SELECTED EXCERPT:
((

Cryptography and randomness are interlinked on a fundamental level. When we encrypt a secret we want that result to look like completely random gibberish. In fact, if an external observer manages to notice any non-random patterns in our encrypted secret, that would be something they can exploit in order to recover parts of our secret. If you imagine cryptography as a ‘factory’, then for it to work well it has to be constantly lubricated by a fair amount of random entropy, otherwise the complicated machinery will explode in a spectacular fashion.

While that makes modern cryptography strong, it is very hard to find sources of good randomness. In fact, mathematicians have proven that if somebody gives you a seemingly random string, you cannot by any means ever prove if it is truly random (i.e. unpredictably generated), or if it just appears random, e.g. an adversary who wants to steal your secrets just crafted that string to look random. Since you cannot verifiably test any external service for the quality of its “true randomness”, in order to create a secure system you have to procure your own. Scientists have understood for a long time that it is pointless trying to hide the details of cryptographic algorithms, and they are widely known to everybody, including hostile attackers. The only things attackers do not know is the entropy of your cryptosystem --- each bit of good (i.e. truly unpredictable) entropy creates a bit of cryptographic strength that protects your secrets.

Because cryptography requires a lot of unpredictable randomness, scientists have found many sources of “true” entropy --- natural processes that through the laws of physics or chemistry constantly produce highly unpredictable, random results. Unfortunately, all these sources are inconvenient to use, because they require special purpose hardware or even more cumbersome setups. Current state of the art cryptography allows taking small, unpredictable seeds of randomness from the physical world, and spinning them up into endless, unpredictable, random streams of data. Modern computers and phones are equipped with highly sophisticated systems that do just that, so in general you can always use your computer’s /dev/urandom device when you need an unlimited source of randomness. If you are reading this on your MacBook right now, you can type the following command into the Terminal app to get as many random strings as you need: cat /dev/urandom | head -c 32 | base64 (substitute 32 to get longer or shorter strings).

))

DATASET EXTRACT:
((

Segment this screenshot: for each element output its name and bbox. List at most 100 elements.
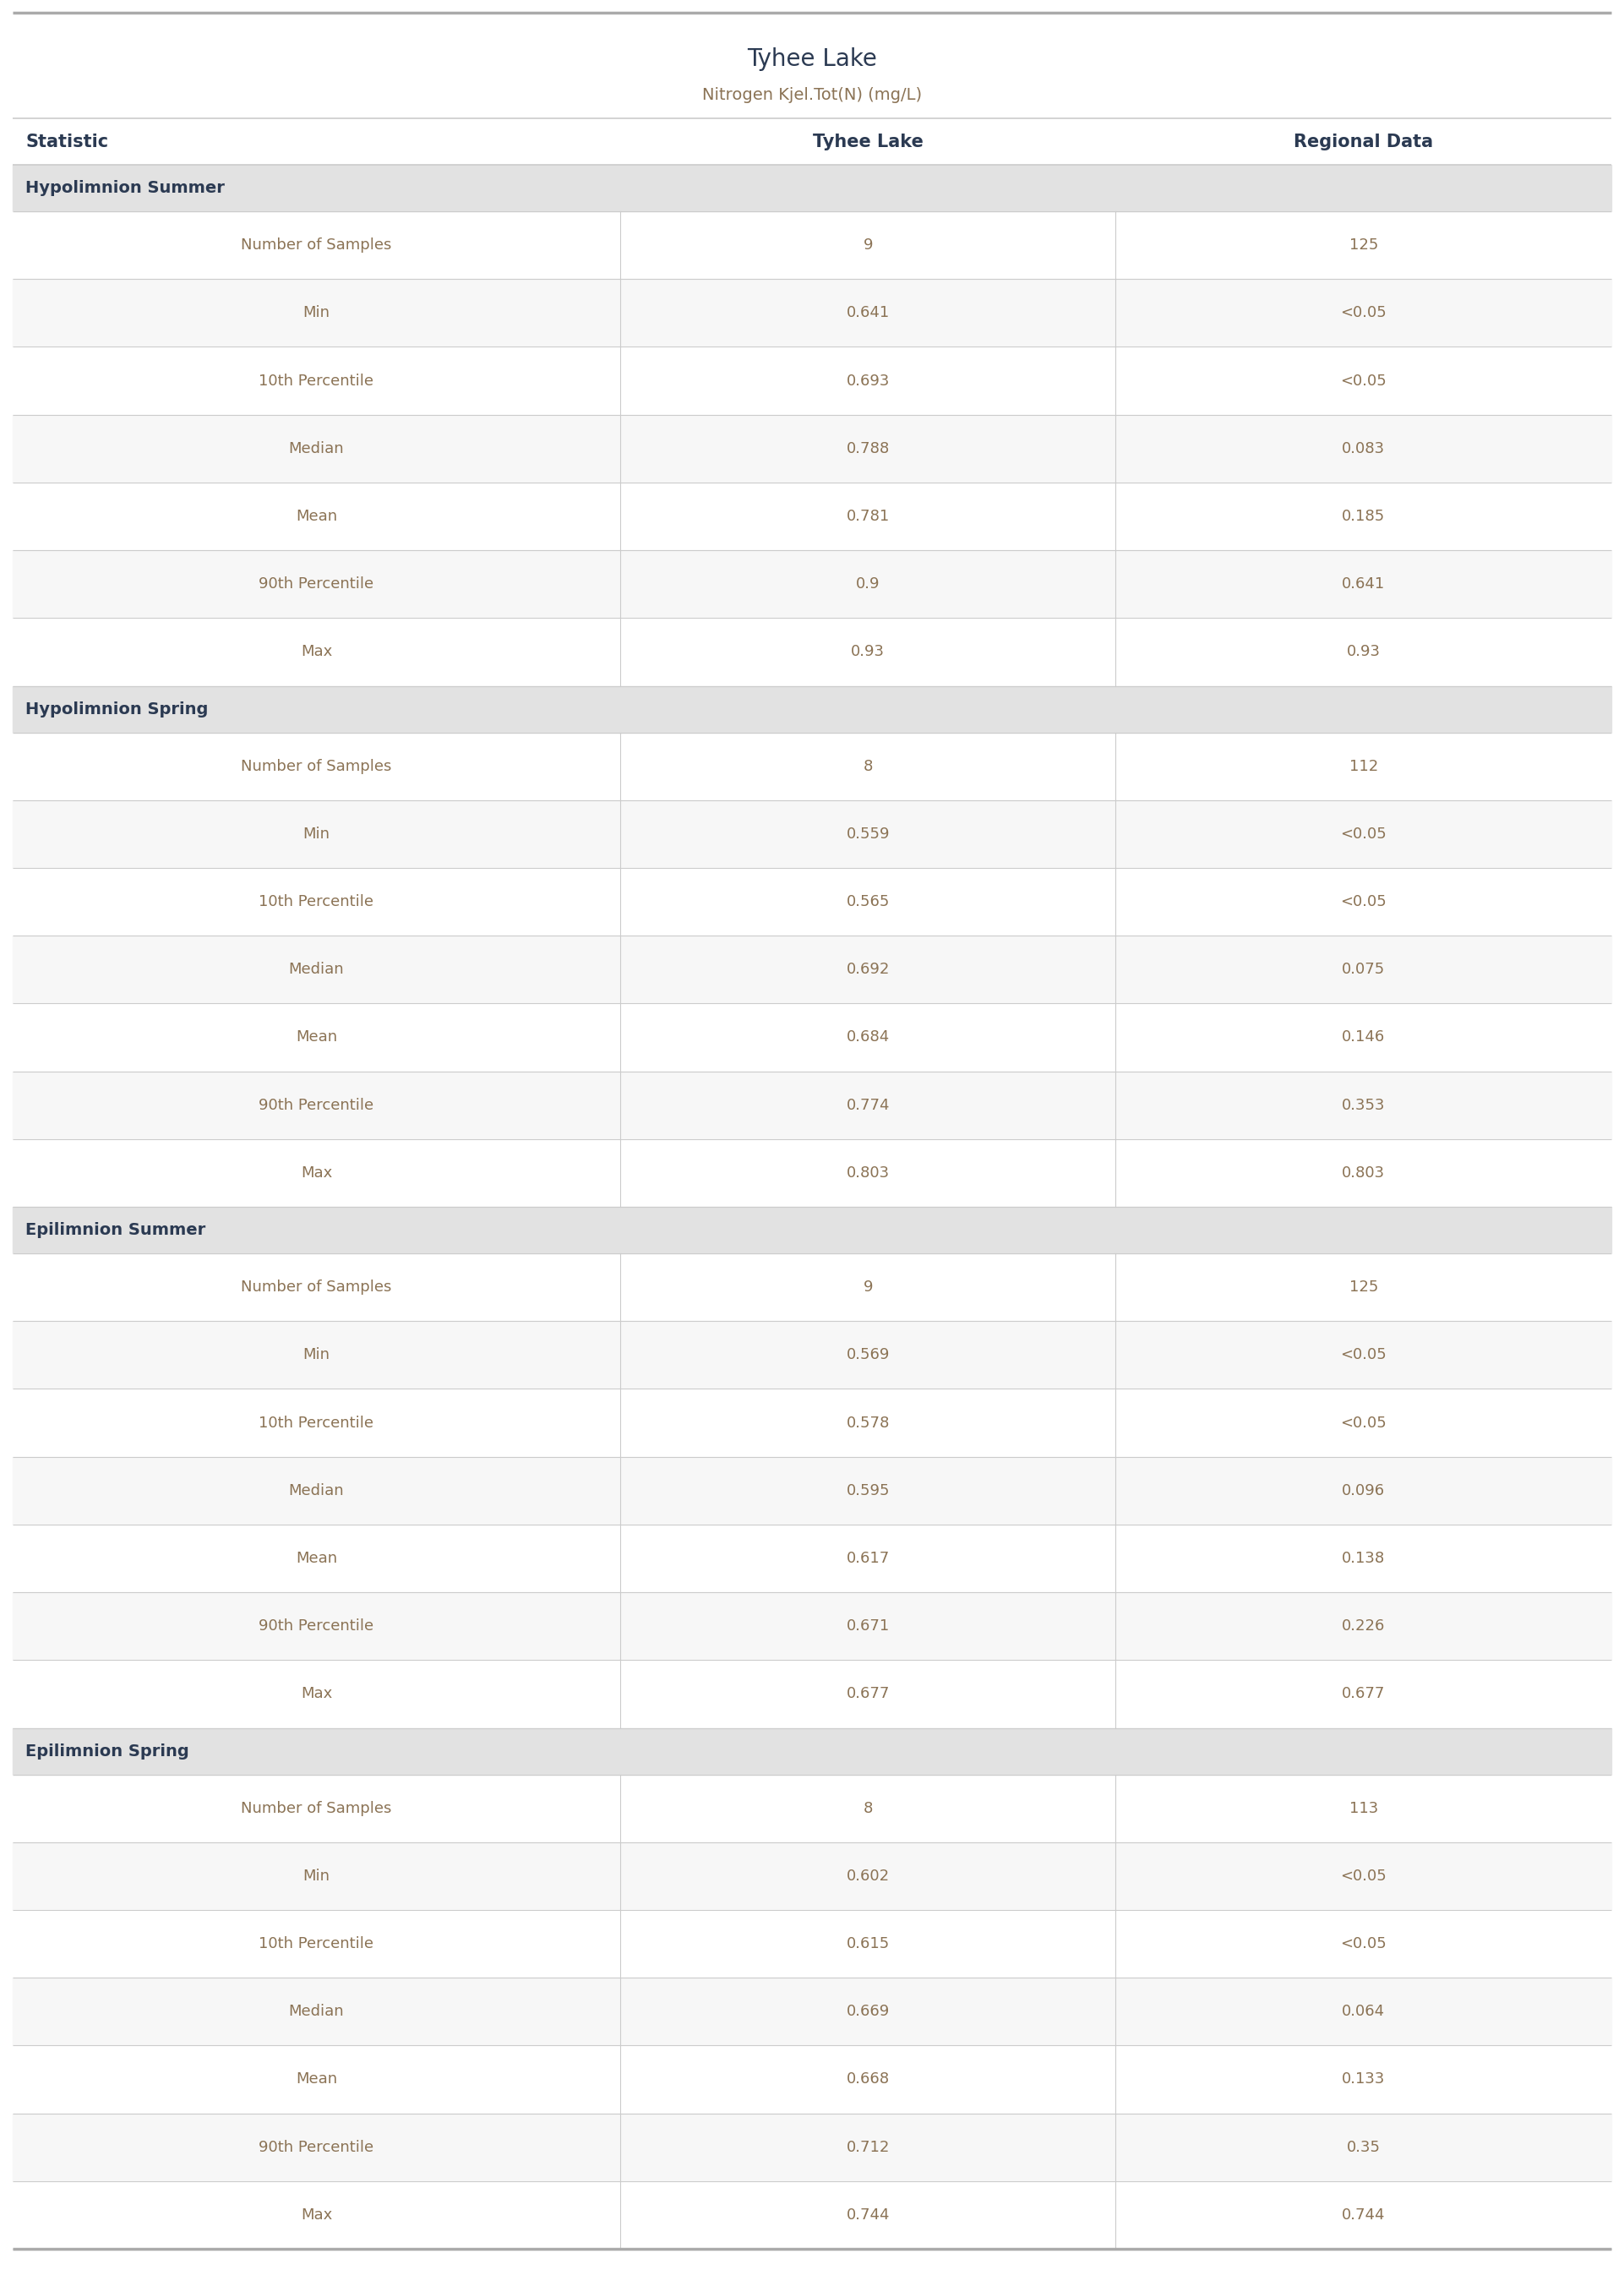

))

WHAT YOU NEED TO DO: Repeat the passage on cryptography and randomness word for word, starting with "Cryptography and randomness" and going on through "a spectacular fashion.".

COMPLETED TASK:
Cryptography and randomness are interlinked on a fundamental level. When we encrypt a secret we want that result to look like completely random gibberish. In fact, if an external observer manages to notice any non-random patterns in our encrypted secret, that would be something they can exploit in order to recover parts of our secret. If you imagine cryptography as a ‘factory’, then for it to work well it has to be constantly lubricated by a fair amount of random entropy, otherwise the complicated machinery will explode in a spectacular fashion.